EXERCISE OBJECTIVE -> Output the data below in full, byte for byte. Nothing may differ.

DATA RECORDS ->
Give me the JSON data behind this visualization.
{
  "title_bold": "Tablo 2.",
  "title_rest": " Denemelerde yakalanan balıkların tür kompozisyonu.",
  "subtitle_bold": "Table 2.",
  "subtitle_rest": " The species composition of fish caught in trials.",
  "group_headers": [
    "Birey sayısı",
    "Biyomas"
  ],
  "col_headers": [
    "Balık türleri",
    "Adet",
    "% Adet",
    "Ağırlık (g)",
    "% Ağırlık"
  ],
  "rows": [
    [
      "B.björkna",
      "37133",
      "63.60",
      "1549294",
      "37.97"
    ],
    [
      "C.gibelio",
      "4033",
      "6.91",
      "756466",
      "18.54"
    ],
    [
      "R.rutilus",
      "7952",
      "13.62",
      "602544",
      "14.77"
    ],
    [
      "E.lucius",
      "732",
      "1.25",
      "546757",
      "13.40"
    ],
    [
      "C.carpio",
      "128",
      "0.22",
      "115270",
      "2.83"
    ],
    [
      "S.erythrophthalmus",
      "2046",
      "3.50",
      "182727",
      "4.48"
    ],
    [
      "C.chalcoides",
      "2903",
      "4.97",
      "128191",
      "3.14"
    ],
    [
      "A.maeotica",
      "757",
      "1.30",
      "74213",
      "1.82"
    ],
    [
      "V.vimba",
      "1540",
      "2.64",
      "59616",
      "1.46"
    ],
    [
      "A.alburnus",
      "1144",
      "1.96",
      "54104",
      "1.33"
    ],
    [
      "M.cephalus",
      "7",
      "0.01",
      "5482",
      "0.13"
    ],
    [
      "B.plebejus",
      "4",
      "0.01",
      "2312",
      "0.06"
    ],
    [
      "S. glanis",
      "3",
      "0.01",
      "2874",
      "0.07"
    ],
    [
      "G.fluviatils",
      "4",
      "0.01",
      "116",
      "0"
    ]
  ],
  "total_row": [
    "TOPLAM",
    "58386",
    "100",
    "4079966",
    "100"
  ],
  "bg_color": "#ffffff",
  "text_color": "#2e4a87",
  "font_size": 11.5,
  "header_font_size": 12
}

FULL OUTPUT ->
Give me the JSON data behind this visualization.
{
  "title_bold": "Tablo 2.",
  "title_rest": " Denemelerde yakalanan balıkların tür kompozisyonu.",
  "subtitle_bold": "Table 2.",
  "subtitle_rest": " The species composition of fish caught in trials.",
  "group_headers": [
    "Birey sayısı",
    "Biyomas"
  ],
  "col_headers": [
    "Balık türleri",
    "Adet",
    "% Adet",
    "Ağırlık (g)",
    "% Ağırlık"
  ],
  "rows": [
    [
      "B.björkna",
      "37133",
      "63.60",
      "1549294",
      "37.97"
    ],
    [
      "C.gibelio",
      "4033",
      "6.91",
      "756466",
      "18.54"
    ],
    [
      "R.rutilus",
      "7952",
      "13.62",
      "602544",
      "14.77"
    ],
    [
      "E.lucius",
      "732",
      "1.25",
      "546757",
      "13.40"
    ],
    [
      "C.carpio",
      "128",
      "0.22",
      "115270",
      "2.83"
    ],
    [
      "S.erythrophthalmus",
      "2046",
      "3.50",
      "182727",
      "4.48"
    ],
    [
      "C.chalcoides",
      "2903",
      "4.97",
      "128191",
      "3.14"
    ],
    [
      "A.maeotica",
      "757",
      "1.30",
      "74213",
      "1.82"
    ],
    [
      "V.vimba",
      "1540",
      "2.64",
      "59616",
      "1.46"
    ],
    [
      "A.alburnus",
      "1144",
      "1.96",
      "54104",
      "1.33"
    ],
    [
      "M.cephalus",
      "7",
      "0.01",
      "5482",
      "0.13"
    ],
    [
      "B.plebejus",
      "4",
      "0.01",
      "2312",
      "0.06"
    ],
    [
      "S. glanis",
      "3",
      "0.01",
      "2874",
      "0.07"
    ],
    [
      "G.fluviatils",
      "4",
      "0.01",
      "116",
      "0"
    ]
  ],
  "total_row": [
    "TOPLAM",
    "58386",
    "100",
    "4079966",
    "100"
  ],
  "bg_color": "#ffffff",
  "text_color": "#2e4a87",
  "font_size": 11.5,
  "header_font_size": 12
}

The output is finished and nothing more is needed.